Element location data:
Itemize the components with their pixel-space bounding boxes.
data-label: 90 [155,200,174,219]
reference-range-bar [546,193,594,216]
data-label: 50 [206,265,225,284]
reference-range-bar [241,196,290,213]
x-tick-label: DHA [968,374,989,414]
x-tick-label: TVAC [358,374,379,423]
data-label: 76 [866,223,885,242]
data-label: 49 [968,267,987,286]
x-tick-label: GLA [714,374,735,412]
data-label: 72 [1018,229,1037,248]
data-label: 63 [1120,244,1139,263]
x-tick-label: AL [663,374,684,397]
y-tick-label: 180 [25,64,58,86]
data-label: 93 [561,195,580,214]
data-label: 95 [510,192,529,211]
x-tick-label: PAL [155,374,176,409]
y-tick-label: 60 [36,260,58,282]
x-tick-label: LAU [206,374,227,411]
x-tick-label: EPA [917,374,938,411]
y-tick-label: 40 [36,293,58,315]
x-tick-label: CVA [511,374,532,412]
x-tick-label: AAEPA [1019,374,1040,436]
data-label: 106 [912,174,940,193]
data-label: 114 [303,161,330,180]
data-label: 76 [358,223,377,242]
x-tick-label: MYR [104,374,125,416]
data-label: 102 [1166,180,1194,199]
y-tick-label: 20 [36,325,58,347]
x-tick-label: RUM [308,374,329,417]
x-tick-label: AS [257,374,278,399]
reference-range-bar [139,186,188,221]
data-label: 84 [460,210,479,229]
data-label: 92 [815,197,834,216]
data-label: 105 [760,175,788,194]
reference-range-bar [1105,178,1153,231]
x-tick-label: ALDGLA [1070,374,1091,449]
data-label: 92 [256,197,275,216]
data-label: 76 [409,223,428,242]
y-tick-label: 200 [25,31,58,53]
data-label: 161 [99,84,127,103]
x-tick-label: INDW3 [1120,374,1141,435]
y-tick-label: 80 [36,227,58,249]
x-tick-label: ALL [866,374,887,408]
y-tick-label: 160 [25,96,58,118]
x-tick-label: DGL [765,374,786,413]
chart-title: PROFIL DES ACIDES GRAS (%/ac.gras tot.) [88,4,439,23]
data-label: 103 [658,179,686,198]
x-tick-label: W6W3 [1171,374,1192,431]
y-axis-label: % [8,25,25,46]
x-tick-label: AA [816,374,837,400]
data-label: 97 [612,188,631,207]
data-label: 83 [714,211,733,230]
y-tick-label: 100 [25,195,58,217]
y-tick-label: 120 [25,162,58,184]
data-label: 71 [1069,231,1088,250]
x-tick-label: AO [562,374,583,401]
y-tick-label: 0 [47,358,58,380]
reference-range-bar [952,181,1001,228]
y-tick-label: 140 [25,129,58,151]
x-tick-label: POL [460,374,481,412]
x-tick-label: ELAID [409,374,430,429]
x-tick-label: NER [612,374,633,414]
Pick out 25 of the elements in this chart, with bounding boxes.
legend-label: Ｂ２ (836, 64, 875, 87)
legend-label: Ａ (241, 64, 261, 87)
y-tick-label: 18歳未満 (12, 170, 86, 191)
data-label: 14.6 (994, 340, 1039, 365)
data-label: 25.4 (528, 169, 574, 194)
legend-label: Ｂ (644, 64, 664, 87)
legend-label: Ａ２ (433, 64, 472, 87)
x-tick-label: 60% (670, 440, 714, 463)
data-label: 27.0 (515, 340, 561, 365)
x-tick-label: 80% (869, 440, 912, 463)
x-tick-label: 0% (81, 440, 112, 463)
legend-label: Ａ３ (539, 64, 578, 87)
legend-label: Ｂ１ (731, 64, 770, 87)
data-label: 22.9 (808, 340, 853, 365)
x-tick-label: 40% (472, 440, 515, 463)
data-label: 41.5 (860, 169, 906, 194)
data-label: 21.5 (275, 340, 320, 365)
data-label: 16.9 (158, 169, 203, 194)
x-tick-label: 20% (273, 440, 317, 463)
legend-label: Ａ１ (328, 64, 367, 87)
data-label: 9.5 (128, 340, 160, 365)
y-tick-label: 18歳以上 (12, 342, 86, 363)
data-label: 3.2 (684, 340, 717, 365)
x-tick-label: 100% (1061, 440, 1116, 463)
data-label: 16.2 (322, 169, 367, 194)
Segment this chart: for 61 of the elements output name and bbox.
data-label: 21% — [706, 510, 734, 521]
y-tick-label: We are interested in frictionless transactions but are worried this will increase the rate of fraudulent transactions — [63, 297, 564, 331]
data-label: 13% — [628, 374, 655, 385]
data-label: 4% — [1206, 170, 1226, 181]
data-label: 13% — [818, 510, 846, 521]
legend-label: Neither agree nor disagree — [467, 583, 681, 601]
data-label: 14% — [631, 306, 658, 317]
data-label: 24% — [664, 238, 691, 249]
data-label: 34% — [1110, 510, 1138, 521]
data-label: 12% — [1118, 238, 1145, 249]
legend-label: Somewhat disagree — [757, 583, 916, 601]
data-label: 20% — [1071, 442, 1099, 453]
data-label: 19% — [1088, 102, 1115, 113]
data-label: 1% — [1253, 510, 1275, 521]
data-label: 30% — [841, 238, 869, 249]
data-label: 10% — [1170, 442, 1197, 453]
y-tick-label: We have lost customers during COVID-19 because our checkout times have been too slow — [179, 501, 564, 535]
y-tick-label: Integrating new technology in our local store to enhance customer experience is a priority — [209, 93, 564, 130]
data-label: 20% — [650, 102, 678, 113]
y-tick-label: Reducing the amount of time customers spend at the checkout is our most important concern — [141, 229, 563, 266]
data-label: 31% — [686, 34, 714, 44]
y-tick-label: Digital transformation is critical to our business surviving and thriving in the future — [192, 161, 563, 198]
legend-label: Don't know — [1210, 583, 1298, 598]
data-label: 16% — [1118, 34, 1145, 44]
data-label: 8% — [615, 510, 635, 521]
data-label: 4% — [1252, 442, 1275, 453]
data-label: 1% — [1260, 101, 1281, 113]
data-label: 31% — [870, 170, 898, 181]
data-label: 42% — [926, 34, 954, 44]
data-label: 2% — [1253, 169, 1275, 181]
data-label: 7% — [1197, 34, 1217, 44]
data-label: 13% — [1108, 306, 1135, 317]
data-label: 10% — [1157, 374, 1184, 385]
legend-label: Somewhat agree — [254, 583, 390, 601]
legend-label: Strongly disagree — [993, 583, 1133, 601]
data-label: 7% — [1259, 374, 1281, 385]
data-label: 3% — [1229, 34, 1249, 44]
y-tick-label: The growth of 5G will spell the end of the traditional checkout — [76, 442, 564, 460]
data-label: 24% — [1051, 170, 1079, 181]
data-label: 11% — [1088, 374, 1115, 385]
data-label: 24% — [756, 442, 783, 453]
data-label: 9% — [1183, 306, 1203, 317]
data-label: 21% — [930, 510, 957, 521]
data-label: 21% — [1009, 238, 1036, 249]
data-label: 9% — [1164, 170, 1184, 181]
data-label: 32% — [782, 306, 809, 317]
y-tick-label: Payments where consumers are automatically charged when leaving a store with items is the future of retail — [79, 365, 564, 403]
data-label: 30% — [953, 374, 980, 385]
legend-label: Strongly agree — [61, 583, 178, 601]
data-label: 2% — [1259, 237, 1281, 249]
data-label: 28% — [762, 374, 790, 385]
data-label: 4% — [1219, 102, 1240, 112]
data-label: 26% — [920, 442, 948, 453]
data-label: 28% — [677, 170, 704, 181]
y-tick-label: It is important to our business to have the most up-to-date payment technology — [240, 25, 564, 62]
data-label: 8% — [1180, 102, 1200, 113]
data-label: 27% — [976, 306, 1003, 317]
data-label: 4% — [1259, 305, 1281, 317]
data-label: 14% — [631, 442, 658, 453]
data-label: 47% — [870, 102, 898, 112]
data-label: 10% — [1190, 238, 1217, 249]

:: WORK INSTRUCTIONS ::
Update the material above by changing every "data-label" to "value-label" and leaving all other text unchanged.

:: RESPONSE BELOW ::
Itemize the components with their pixel-space bounding boxes.
value-label: 90 [155,200,174,219]
reference-range-bar [546,193,594,216]
value-label: 50 [206,265,225,284]
reference-range-bar [241,196,290,213]
x-tick-label: DHA [968,374,989,414]
x-tick-label: TVAC [358,374,379,423]
value-label: 76 [866,223,885,242]
value-label: 49 [968,267,987,286]
x-tick-label: GLA [714,374,735,412]
value-label: 72 [1018,229,1037,248]
value-label: 63 [1120,244,1139,263]
x-tick-label: AL [663,374,684,397]
y-tick-label: 180 [25,64,58,86]
value-label: 93 [561,195,580,214]
value-label: 95 [510,192,529,211]
x-tick-label: PAL [155,374,176,409]
y-tick-label: 60 [36,260,58,282]
x-tick-label: LAU [206,374,227,411]
x-tick-label: EPA [917,374,938,411]
y-tick-label: 40 [36,293,58,315]
x-tick-label: CVA [511,374,532,412]
x-tick-label: AAEPA [1019,374,1040,436]
value-label: 106 [912,174,940,193]
value-label: 114 [303,161,330,180]
value-label: 76 [358,223,377,242]
x-tick-label: MYR [104,374,125,416]
value-label: 102 [1166,180,1194,199]
y-tick-label: 20 [36,325,58,347]
x-tick-label: RUM [308,374,329,417]
x-tick-label: AS [257,374,278,399]
reference-range-bar [139,186,188,221]
value-label: 84 [460,210,479,229]
value-label: 92 [815,197,834,216]
value-label: 105 [760,175,788,194]
reference-range-bar [1105,178,1153,231]
x-tick-label: ALDGLA [1070,374,1091,449]
value-label: 92 [256,197,275,216]
value-label: 76 [409,223,428,242]
y-tick-label: 200 [25,31,58,53]
value-label: 161 [99,84,127,103]
x-tick-label: INDW3 [1120,374,1141,435]
y-tick-label: 80 [36,227,58,249]
x-tick-label: ALL [866,374,887,408]
y-tick-label: 160 [25,96,58,118]
x-tick-label: DGL [765,374,786,413]
chart-title: PROFIL DES ACIDES GRAS (%/ac.gras tot.) [88,4,439,23]
value-label: 103 [658,179,686,198]
x-tick-label: W6W3 [1171,374,1192,431]
y-axis-label: % [8,25,25,46]
x-tick-label: AA [816,374,837,400]
value-label: 97 [612,188,631,207]
value-label: 83 [714,211,733,230]
y-tick-label: 100 [25,195,58,217]
y-tick-label: 120 [25,162,58,184]
value-label: 71 [1069,231,1088,250]
x-tick-label: AO [562,374,583,401]
y-tick-label: 0 [47,358,58,380]
reference-range-bar [952,181,1001,228]
y-tick-label: 140 [25,129,58,151]
x-tick-label: POL [460,374,481,412]
x-tick-label: ELAID [409,374,430,429]
x-tick-label: NER [612,374,633,414]
Pick out 25 of the elements in this chart, with bounding boxes.
legend-label: Ｂ２ (836, 64, 875, 87)
legend-label: Ａ (241, 64, 261, 87)
y-tick-label: 18歳未満 (12, 170, 86, 191)
value-label: 14.6 (994, 340, 1039, 365)
value-label: 25.4 (528, 169, 574, 194)
legend-label: Ｂ (644, 64, 664, 87)
legend-label: Ａ２ (433, 64, 472, 87)
x-tick-label: 60% (670, 440, 714, 463)
value-label: 27.0 (515, 340, 561, 365)
x-tick-label: 80% (869, 440, 912, 463)
x-tick-label: 0% (81, 440, 112, 463)
legend-label: Ａ３ (539, 64, 578, 87)
legend-label: Ｂ１ (731, 64, 770, 87)
value-label: 22.9 (808, 340, 853, 365)
x-tick-label: 40% (472, 440, 515, 463)
value-label: 41.5 (860, 169, 906, 194)
value-label: 21.5 (275, 340, 320, 365)
value-label: 16.9 (158, 169, 203, 194)
x-tick-label: 20% (273, 440, 317, 463)
legend-label: Ａ１ (328, 64, 367, 87)
value-label: 9.5 (128, 340, 160, 365)
y-tick-label: 18歳以上 (12, 342, 86, 363)
value-label: 3.2 (684, 340, 717, 365)
x-tick-label: 100% (1061, 440, 1116, 463)
value-label: 16.2 (322, 169, 367, 194)
Segment this chart: for 61 of the elements output name and bbox.
value-label: 21% — [706, 510, 734, 521]
y-tick-label: We are interested in frictionless transactions but are worried this will increase the rate of fraudulent transactions — [63, 297, 564, 331]
value-label: 13% — [628, 374, 655, 385]
value-label: 4% — [1206, 170, 1226, 181]
value-label: 13% — [818, 510, 846, 521]
legend-label: Neither agree nor disagree — [467, 583, 681, 601]
value-label: 14% — [631, 306, 658, 317]
value-label: 24% — [664, 238, 691, 249]
value-label: 34% — [1110, 510, 1138, 521]
value-label: 12% — [1118, 238, 1145, 249]
legend-label: Somewhat disagree — [757, 583, 916, 601]
value-label: 20% — [1071, 442, 1099, 453]
value-label: 19% — [1088, 102, 1115, 113]
value-label: 1% — [1253, 510, 1275, 521]
value-label: 30% — [841, 238, 869, 249]
value-label: 10% — [1170, 442, 1197, 453]
y-tick-label: We have lost customers during COVID-19 because our checkout times have been too slow — [179, 501, 564, 535]
y-tick-label: Integrating new technology in our local store to enhance customer experience is a priority — [209, 93, 564, 130]
value-label: 20% — [650, 102, 678, 113]
y-tick-label: Reducing the amount of time customers spend at the checkout is our most important concern — [141, 229, 563, 266]
value-label: 31% — [686, 34, 714, 44]
y-tick-label: Digital transformation is critical to our business surviving and thriving in the future — [192, 161, 563, 198]
legend-label: Don't know — [1210, 583, 1298, 598]
value-label: 16% — [1118, 34, 1145, 44]
value-label: 8% — [615, 510, 635, 521]
value-label: 4% — [1252, 442, 1275, 453]
value-label: 1% — [1260, 101, 1281, 113]
value-label: 31% — [870, 170, 898, 181]
value-label: 42% — [926, 34, 954, 44]
value-label: 2% — [1253, 169, 1275, 181]
value-label: 7% — [1197, 34, 1217, 44]
value-label: 13% — [1108, 306, 1135, 317]
value-label: 10% — [1157, 374, 1184, 385]
legend-label: Somewhat agree — [254, 583, 390, 601]
legend-label: Strongly disagree — [993, 583, 1133, 601]
value-label: 7% — [1259, 374, 1281, 385]
value-label: 3% — [1229, 34, 1249, 44]
y-tick-label: The growth of 5G will spell the end of the traditional checkout — [76, 442, 564, 460]
value-label: 24% — [1051, 170, 1079, 181]
value-label: 11% — [1088, 374, 1115, 385]
value-label: 24% — [756, 442, 783, 453]
value-label: 9% — [1183, 306, 1203, 317]
value-label: 21% — [930, 510, 957, 521]
value-label: 21% — [1009, 238, 1036, 249]
value-label: 9% — [1164, 170, 1184, 181]
value-label: 32% — [782, 306, 809, 317]
y-tick-label: Payments where consumers are automatically charged when leaving a store with items is the future of retail — [79, 365, 564, 403]
value-label: 30% — [953, 374, 980, 385]
legend-label: Strongly agree — [61, 583, 178, 601]
value-label: 2% — [1259, 237, 1281, 249]
value-label: 28% — [762, 374, 790, 385]
value-label: 4% — [1219, 102, 1240, 112]
value-label: 26% — [920, 442, 948, 453]
value-label: 28% — [677, 170, 704, 181]
y-tick-label: It is important to our business to have the most up-to-date payment technology — [240, 25, 564, 62]
value-label: 8% — [1180, 102, 1200, 113]
value-label: 27% — [976, 306, 1003, 317]
value-label: 4% — [1259, 305, 1281, 317]
value-label: 14% — [631, 442, 658, 453]
value-label: 47% — [870, 102, 898, 112]
value-label: 10% — [1190, 238, 1217, 249]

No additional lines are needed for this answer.